Figure dataset records
━━━━━━━━━━━━━━━━

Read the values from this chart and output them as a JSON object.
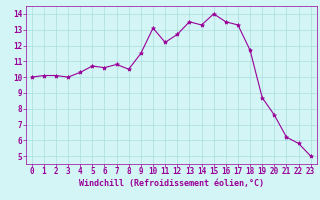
{
  "x": [
    0,
    1,
    2,
    3,
    4,
    5,
    6,
    7,
    8,
    9,
    10,
    11,
    12,
    13,
    14,
    15,
    16,
    17,
    18,
    19,
    20,
    21,
    22,
    23
  ],
  "y": [
    10.0,
    10.1,
    10.1,
    10.0,
    10.3,
    10.7,
    10.6,
    10.8,
    10.5,
    11.5,
    13.1,
    12.2,
    12.7,
    13.5,
    13.3,
    14.0,
    13.5,
    13.3,
    11.7,
    8.7,
    7.6,
    6.2,
    5.8,
    5.0
  ],
  "line_color": "#990099",
  "marker": "*",
  "marker_size": 3,
  "bg_color": "#d4f5f5",
  "grid_color": "#aadddd",
  "xlabel": "Windchill (Refroidissement éolien,°C)",
  "xlabel_color": "#990099",
  "xlabel_fontsize": 6,
  "tick_color": "#990099",
  "tick_fontsize": 5.5,
  "ylim": [
    4.5,
    14.5
  ],
  "xlim": [
    -0.5,
    23.5
  ],
  "yticks": [
    5,
    6,
    7,
    8,
    9,
    10,
    11,
    12,
    13,
    14
  ],
  "xticks": [
    0,
    1,
    2,
    3,
    4,
    5,
    6,
    7,
    8,
    9,
    10,
    11,
    12,
    13,
    14,
    15,
    16,
    17,
    18,
    19,
    20,
    21,
    22,
    23
  ]
}
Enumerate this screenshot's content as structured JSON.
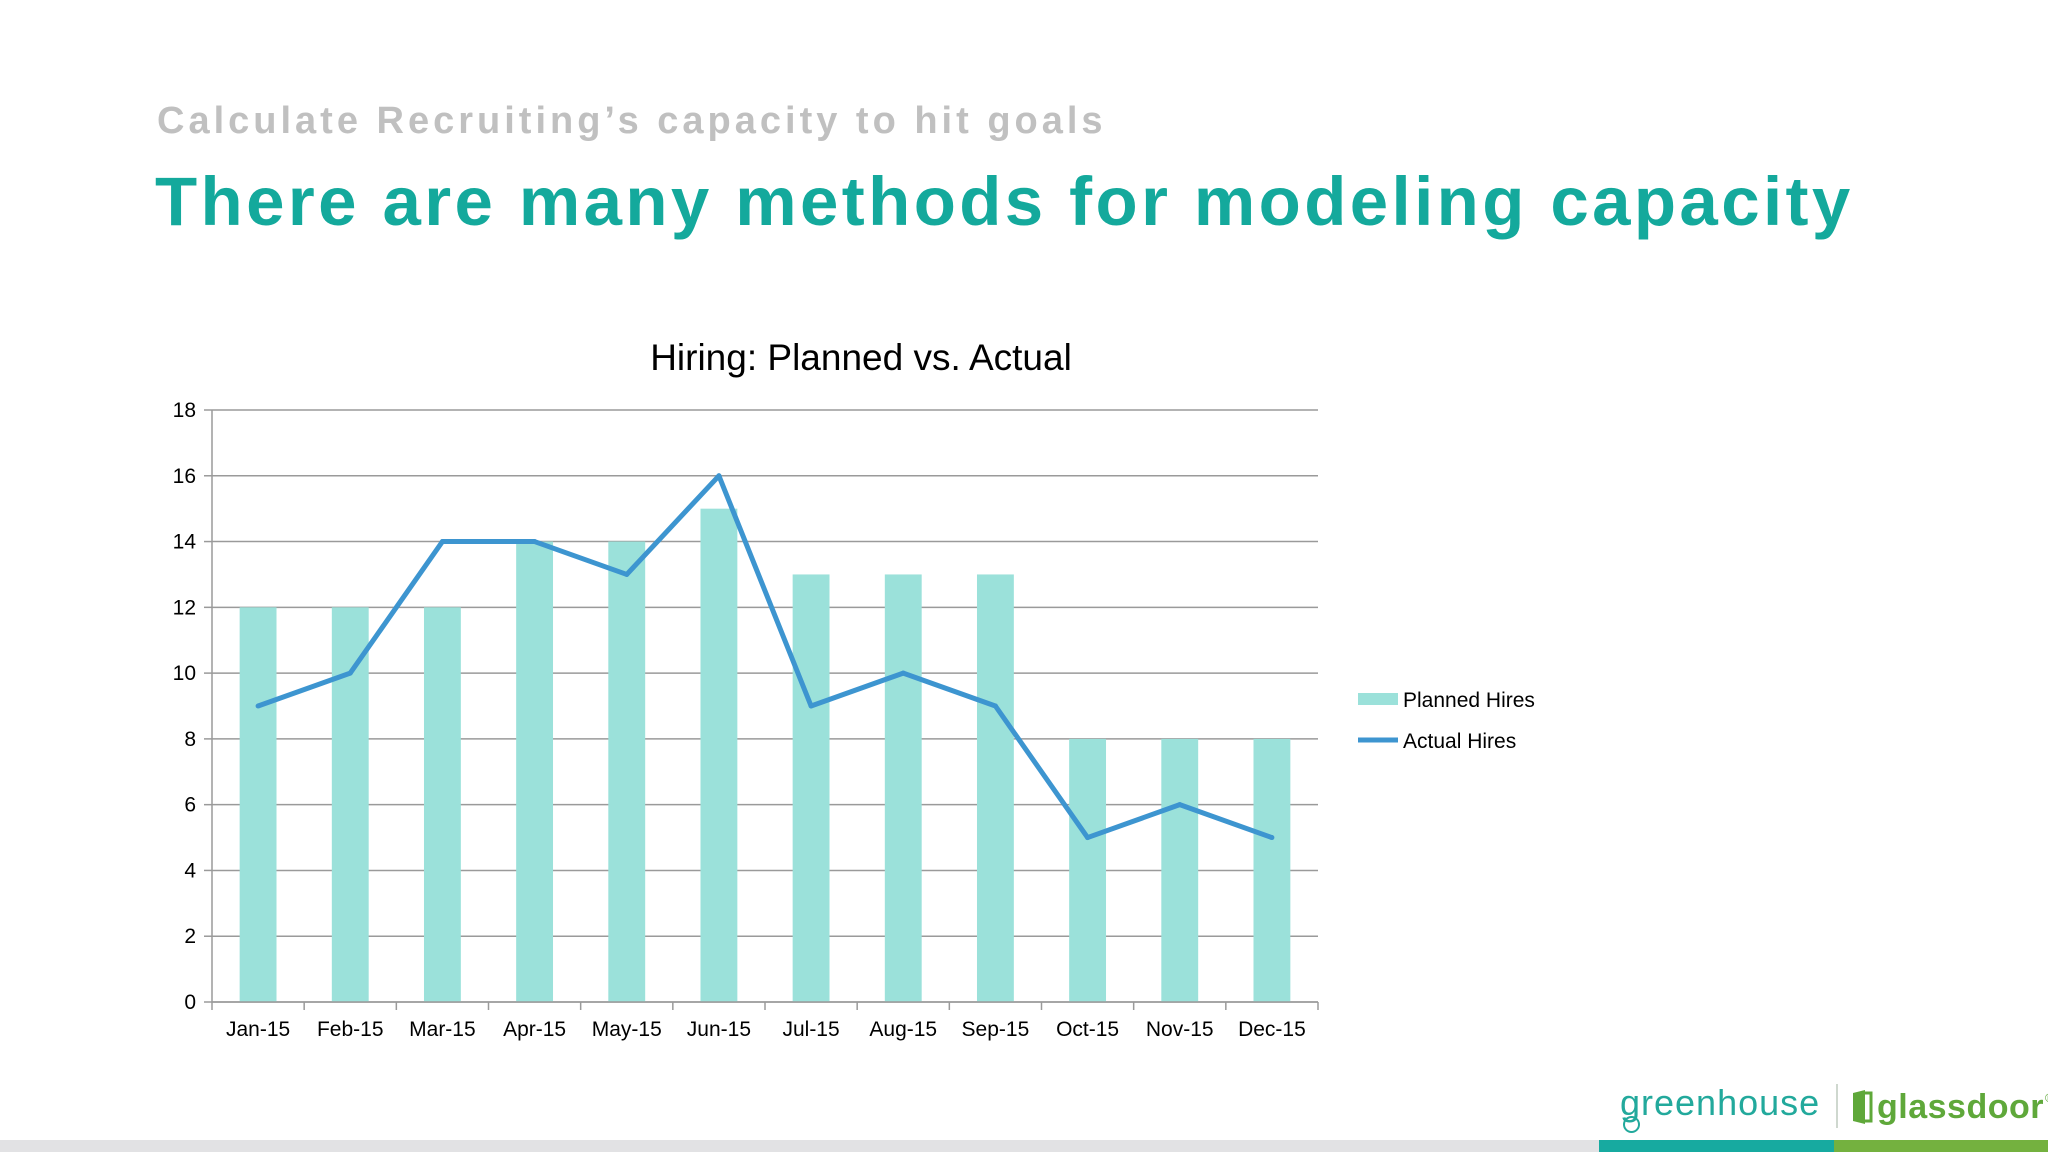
{
  "slide": {
    "subtitle": "Calculate Recruiting’s capacity to hit goals",
    "title": "There are many methods for modeling capacity"
  },
  "footer": {
    "logo_left": "greenhouse",
    "logo_right": "glassdoor",
    "logo_right_mark": "®",
    "colors": {
      "teal": "#17aaa0",
      "green": "#74b13f",
      "gray": "#e2e2e4"
    }
  },
  "chart_data": {
    "type": "bar",
    "title": "Hiring: Planned vs. Actual",
    "categories": [
      "Jan-15",
      "Feb-15",
      "Mar-15",
      "Apr-15",
      "May-15",
      "Jun-15",
      "Jul-15",
      "Aug-15",
      "Sep-15",
      "Oct-15",
      "Nov-15",
      "Dec-15"
    ],
    "series": [
      {
        "name": "Planned Hires",
        "type": "bar",
        "color": "#9be1da",
        "values": [
          12,
          12,
          12,
          14,
          14,
          15,
          13,
          13,
          13,
          8,
          8,
          8
        ]
      },
      {
        "name": "Actual Hires",
        "type": "line",
        "color": "#3d95d0",
        "values": [
          9,
          10,
          14,
          14,
          13,
          16,
          9,
          10,
          9,
          5,
          6,
          5
        ]
      }
    ],
    "ylim": [
      0,
      18
    ],
    "yticks": [
      0,
      2,
      4,
      6,
      8,
      10,
      12,
      14,
      16,
      18
    ],
    "grid": true,
    "legend": "right"
  }
}
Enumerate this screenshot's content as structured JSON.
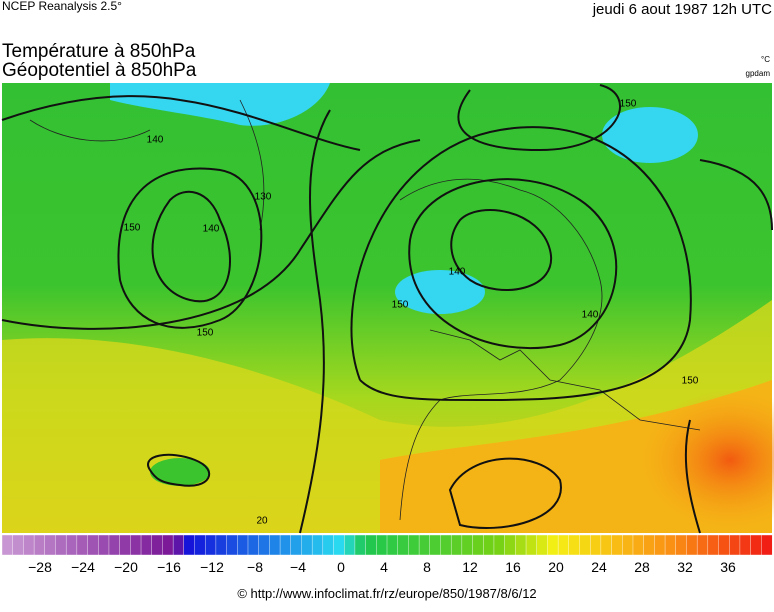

━━━━━━━━━━━━━━━━

* Given request
Leave the pictures out, and transcribe each of the records exactly.

* Written response
Read the values from this chart and output them as a JSON object.
{
  "x": [
    0,
    1,
    2,
    3,
    4,
    5,
    6,
    7,
    8,
    9,
    10,
    11,
    12,
    13,
    14,
    15,
    16,
    17,
    18,
    19,
    20,
    21,
    22,
    23
  ],
  "y": [
    10.0,
    10.1,
    10.1,
    10.0,
    10.3,
    10.7,
    10.6,
    10.8,
    10.5,
    11.5,
    13.1,
    12.2,
    12.7,
    13.5,
    13.3,
    14.0,
    13.5,
    13.3,
    11.7,
    8.7,
    7.6,
    6.2,
    5.8,
    5.0
  ],
  "line_color": "#990099",
  "marker": "*",
  "marker_size": 3,
  "bg_color": "#d4f5f5",
  "grid_color": "#aadddd",
  "xlabel": "Windchill (Refroidissement éolien,°C)",
  "xlabel_color": "#990099",
  "xlabel_fontsize": 6,
  "tick_color": "#990099",
  "tick_fontsize": 5.5,
  "ylim": [
    4.5,
    14.5
  ],
  "xlim": [
    -0.5,
    23.5
  ],
  "yticks": [
    5,
    6,
    7,
    8,
    9,
    10,
    11,
    12,
    13,
    14
  ],
  "xticks": [
    0,
    1,
    2,
    3,
    4,
    5,
    6,
    7,
    8,
    9,
    10,
    11,
    12,
    13,
    14,
    15,
    16,
    17,
    18,
    19,
    20,
    21,
    22,
    23
  ]
}
Enumerate this screenshot's content as structured JSON.
{
  "slide": {
    "subtitle": "Calculate Recruiting’s capacity to hit goals",
    "title": "There are many methods for modeling capacity"
  },
  "footer": {
    "logo_left": "greenhouse",
    "logo_right": "glassdoor",
    "logo_right_mark": "®",
    "colors": {
      "teal": "#17aaa0",
      "green": "#74b13f",
      "gray": "#e2e2e4"
    }
  },
  "chart_data": {
    "type": "bar",
    "title": "Hiring: Planned vs. Actual",
    "categories": [
      "Jan-15",
      "Feb-15",
      "Mar-15",
      "Apr-15",
      "May-15",
      "Jun-15",
      "Jul-15",
      "Aug-15",
      "Sep-15",
      "Oct-15",
      "Nov-15",
      "Dec-15"
    ],
    "series": [
      {
        "name": "Planned Hires",
        "type": "bar",
        "color": "#9be1da",
        "values": [
          12,
          12,
          12,
          14,
          14,
          15,
          13,
          13,
          13,
          8,
          8,
          8
        ]
      },
      {
        "name": "Actual Hires",
        "type": "line",
        "color": "#3d95d0",
        "values": [
          9,
          10,
          14,
          14,
          13,
          16,
          9,
          10,
          9,
          5,
          6,
          5
        ]
      }
    ],
    "ylim": [
      0,
      18
    ],
    "yticks": [
      0,
      2,
      4,
      6,
      8,
      10,
      12,
      14,
      16,
      18
    ],
    "grid": true,
    "legend": "right"
  }
}
Enumerate this screenshot's content as structured JSON.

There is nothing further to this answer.